◆ THE PROBLEM ◆
All the entries need to be quoted exactly, apart from the pictures, which you should drop.

[Figure record listings]
= = =
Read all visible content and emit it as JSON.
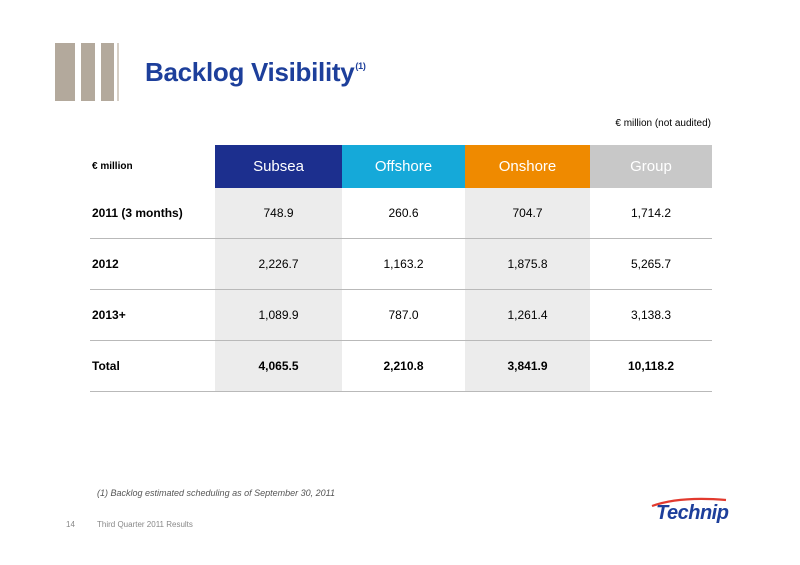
{
  "header": {
    "title": "Backlog Visibility",
    "title_sup": "(1)"
  },
  "unit_note": "€ million (not audited)",
  "table": {
    "corner_label": "€ million",
    "columns": [
      {
        "label": "Subsea",
        "color": "#1c2f8e"
      },
      {
        "label": "Offshore",
        "color": "#15a9d9"
      },
      {
        "label": "Onshore",
        "color": "#ef8a00"
      },
      {
        "label": "Group",
        "color": "#c8c8c8"
      }
    ],
    "rows": [
      {
        "label": "2011 (3 months)",
        "values": [
          "748.9",
          "260.6",
          "704.7",
          "1,714.2"
        ]
      },
      {
        "label": "2012",
        "values": [
          "2,226.7",
          "1,163.2",
          "1,875.8",
          "5,265.7"
        ]
      },
      {
        "label": "2013+",
        "values": [
          "1,089.9",
          "787.0",
          "1,261.4",
          "3,138.3"
        ]
      },
      {
        "label": "Total",
        "values": [
          "4,065.5",
          "2,210.8",
          "3,841.9",
          "10,118.2"
        ]
      }
    ]
  },
  "footnote": "(1) Backlog estimated scheduling as of September 30, 2011",
  "footer": {
    "page_number": "14",
    "text": "Third Quarter 2011 Results"
  },
  "logo": {
    "text": "Technip",
    "color": "#1d3f9b"
  },
  "colors": {
    "accent_bars": "#b3a99c",
    "title": "#1d3f9b"
  }
}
= = =
◆ PROBLEM SOLUTION ◆
Read all visible content and emit it as JSON.
{
  "header": {
    "title": "Backlog Visibility",
    "title_sup": "(1)"
  },
  "unit_note": "€ million (not audited)",
  "table": {
    "corner_label": "€ million",
    "columns": [
      {
        "label": "Subsea",
        "color": "#1c2f8e"
      },
      {
        "label": "Offshore",
        "color": "#15a9d9"
      },
      {
        "label": "Onshore",
        "color": "#ef8a00"
      },
      {
        "label": "Group",
        "color": "#c8c8c8"
      }
    ],
    "rows": [
      {
        "label": "2011 (3 months)",
        "values": [
          "748.9",
          "260.6",
          "704.7",
          "1,714.2"
        ]
      },
      {
        "label": "2012",
        "values": [
          "2,226.7",
          "1,163.2",
          "1,875.8",
          "5,265.7"
        ]
      },
      {
        "label": "2013+",
        "values": [
          "1,089.9",
          "787.0",
          "1,261.4",
          "3,138.3"
        ]
      },
      {
        "label": "Total",
        "values": [
          "4,065.5",
          "2,210.8",
          "3,841.9",
          "10,118.2"
        ]
      }
    ]
  },
  "footnote": "(1) Backlog estimated scheduling as of September 30, 2011",
  "footer": {
    "page_number": "14",
    "text": "Third Quarter 2011 Results"
  },
  "logo": {
    "text": "Technip",
    "color": "#1d3f9b"
  },
  "colors": {
    "accent_bars": "#b3a99c",
    "title": "#1d3f9b"
  }
}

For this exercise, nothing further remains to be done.